— Tugas yang Dikerjakan —
1. Menurut definisi dalam bacaan, apa tujuan seorang atlet gemar berolahraga, berlatih secara teratur, dan ikut kejuaraan dengan penuh dedikasi? Jelaskan dalam satu sampai tiga kalimat.
2. Tulis ulang bagian bacaan yang dimulai dengan kata-kata "Dalam beleid tersebut, atlet" dan berakhir dengan "dapat mencapai prestasi.", lalu ganti "kejuaraan" dengan "perlombaan".

— Bacaan —
Menilik Perlakuan Perpajakan untuk Profesi Atlet
Olahragawan, atau biasa dikenal sebagai atlet, merupakan seseorang yang bisa dikatakan mahir dalam kegiatan olahraga, atau dalam bentuk lainnya yang berkaitan dengan pelatihan fisik.
Seorang olahragawan atau atlet biasanya ikut serta dalam suatu perlombaan atau pertandingan, yang mewakili suatu klub, daerah atau negaranya. Definisi resmi terkait olahragawan atau atlet, termaktub dalam Pasal 1 Ayat (6) dan (7) Undang-undang (UU) Nomor 3 tahun 2005 tentang Sistem Keolahragaan Nasional.
Dalam beleid tersebut, atlet diartikan sebagai seseorang yang gemar berolahraga dalam rangka mengembangkan potensi jasmani, rohani, dan sosialnya, dengan mengikuti pelatihan secara teratur, dan turut mengikuti kegiatan kejuaraan dengan penuh dedikasi untuk dapat mencapai prestasi.

— Materi yang Diberikan —

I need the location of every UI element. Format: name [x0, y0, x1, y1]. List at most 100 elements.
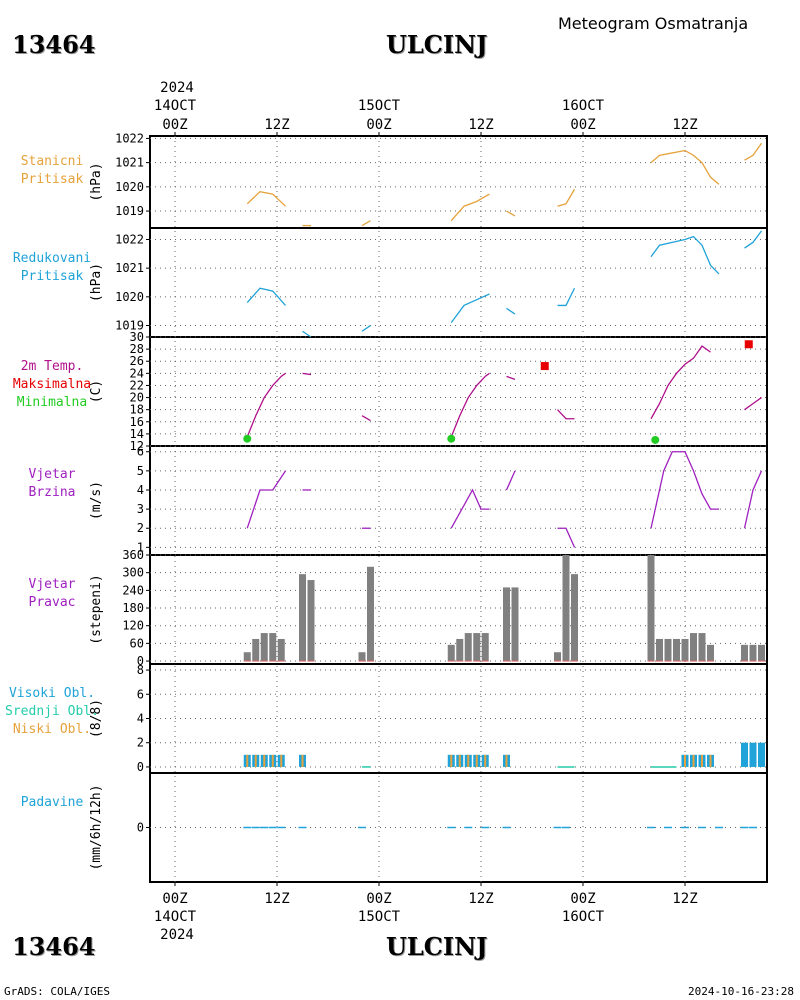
time-label-bottom: 12Z [468, 891, 493, 907]
direction-bar [664, 638, 672, 662]
direction-bar [473, 633, 481, 662]
panel-label: Padavine [21, 795, 84, 810]
direction-bar [758, 644, 765, 662]
direction-bar [307, 580, 315, 662]
time-label-top: 00Z [570, 117, 595, 133]
cloud-bar-low [280, 754, 283, 767]
cloud-bar-low [301, 754, 304, 767]
y-tick-label: 180 [122, 601, 144, 615]
panel-label: Srednji Obl. [5, 704, 99, 719]
y-tick-label: 3 [137, 502, 144, 516]
unit-label: (hPa) [89, 263, 104, 302]
series-line [557, 287, 576, 307]
cloud-bar-low [458, 754, 461, 767]
direction-bar [447, 644, 455, 662]
y-tick-label: 4 [137, 483, 144, 497]
y-tick-label: 60 [130, 636, 144, 650]
cloud-bar-low [709, 754, 712, 767]
panel-label: Pritisak [21, 172, 84, 187]
y-tick-label: 22 [130, 378, 144, 392]
time-label-bottom: 00Z [162, 891, 187, 907]
cloud-bar-low [271, 754, 274, 767]
y-tick-label: 16 [130, 415, 144, 429]
panel-label: Pravac [29, 595, 76, 610]
unit-label: (m/s) [89, 481, 104, 520]
direction-bar [707, 644, 714, 662]
series-line [506, 307, 516, 315]
time-label-bottom: 00Z [570, 891, 595, 907]
station-name-bottom: ULCINJ [386, 932, 488, 961]
tmax-marker [744, 340, 753, 349]
cloud-bar-low [450, 754, 453, 767]
y-tick-label: 0 [137, 760, 144, 774]
y-tick-label: 1021 [115, 156, 144, 170]
direction-bar [260, 633, 268, 662]
y-tick-label: 2 [137, 736, 144, 750]
direction-bar [277, 638, 285, 662]
y-tick-label: 0 [137, 821, 144, 835]
cloud-bar-low [254, 754, 257, 767]
footer-credit: GrADS: COLA/IGES [4, 985, 110, 998]
unit-label: (C) [89, 380, 104, 403]
series-line [506, 210, 516, 217]
cloud-bar-high [741, 742, 748, 767]
panel-label: Stanicni [21, 154, 84, 169]
direction-bar [690, 633, 697, 662]
direction-bar [456, 638, 464, 662]
date-label-top: 16OCT [562, 98, 605, 114]
direction-bar [464, 633, 472, 662]
time-label-bottom: 12Z [264, 891, 289, 907]
direction-bar [562, 555, 570, 662]
year-label-bottom: 2024 [160, 927, 194, 943]
direction-bar [367, 566, 374, 662]
panel-label: Vjetar [29, 467, 76, 482]
series-line [246, 470, 287, 529]
series-line [557, 527, 576, 548]
direction-bar [269, 633, 277, 662]
direction-bar [252, 638, 260, 662]
time-label-top: 00Z [162, 117, 187, 133]
time-label-top: 12Z [264, 117, 289, 133]
cloud-bar-low [692, 754, 695, 767]
series-line [744, 230, 763, 249]
year-label-top: 2024 [160, 80, 194, 96]
cloud-bar-low [475, 754, 478, 767]
cloud-bar-high [749, 742, 757, 767]
series-line [246, 372, 286, 438]
y-tick-label: 6 [137, 687, 144, 701]
y-tick-label: 1022 [115, 131, 144, 145]
direction-bar [481, 633, 489, 662]
time-label-top: 12Z [468, 117, 493, 133]
station-id-bottom: 13464 [12, 932, 96, 961]
series-line [505, 470, 516, 491]
panel-label: Minimalna [17, 395, 87, 410]
time-label-bottom: 12Z [672, 891, 697, 907]
y-tick-label: 18 [130, 403, 144, 417]
direction-bar [647, 555, 655, 662]
series-line [450, 193, 490, 222]
series-line [743, 470, 763, 529]
panel-label: 2m Temp. [21, 359, 84, 374]
cloud-bar-low [684, 754, 686, 767]
series-line [246, 287, 286, 306]
y-tick-label: 1020 [115, 290, 144, 304]
y-tick-label: 240 [122, 583, 144, 597]
direction-bar [299, 574, 306, 662]
cloud-bar-high [758, 742, 765, 767]
time-label-top: 12Z [672, 117, 697, 133]
panel-label: Maksimalna [13, 377, 91, 392]
y-tick-label: 12 [130, 439, 144, 453]
date-label-bottom: 15OCT [358, 909, 401, 925]
direction-bar [741, 644, 748, 662]
y-tick-label: 1019 [115, 204, 144, 218]
unit-label: (hPa) [89, 162, 104, 201]
panel-label: Brzina [29, 485, 76, 500]
series-line [650, 451, 719, 529]
series-line [450, 488, 490, 529]
series-line [506, 375, 516, 381]
cloud-bar-low [701, 754, 703, 767]
series-line [744, 397, 762, 411]
cloud-bar-low [263, 754, 266, 767]
y-tick-label: 14 [130, 427, 144, 441]
station-name-top: ULCINJ [386, 30, 488, 59]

— Jawaban Tertulis —
1. Seorang atlet gemar berolahraga untuk mengembangkan potensi jasmani, rohani, dan sosialnya. Ia berlatih secara teratur dan ikut kejuaraan dengan penuh dedikasi supaya bisa mencapai prestasi.

2.
Dalam beleid tersebut, atlet diartikan sebagai seseorang yang gemar berolahraga dalam rangka mengembangkan potensi jasmani, rohani, dan sosialnya, dengan mengikuti pelatihan secara teratur, dan turut mengikuti kegiatan perlombaan dengan penuh dedikasi untuk dapat mencapai prestasi.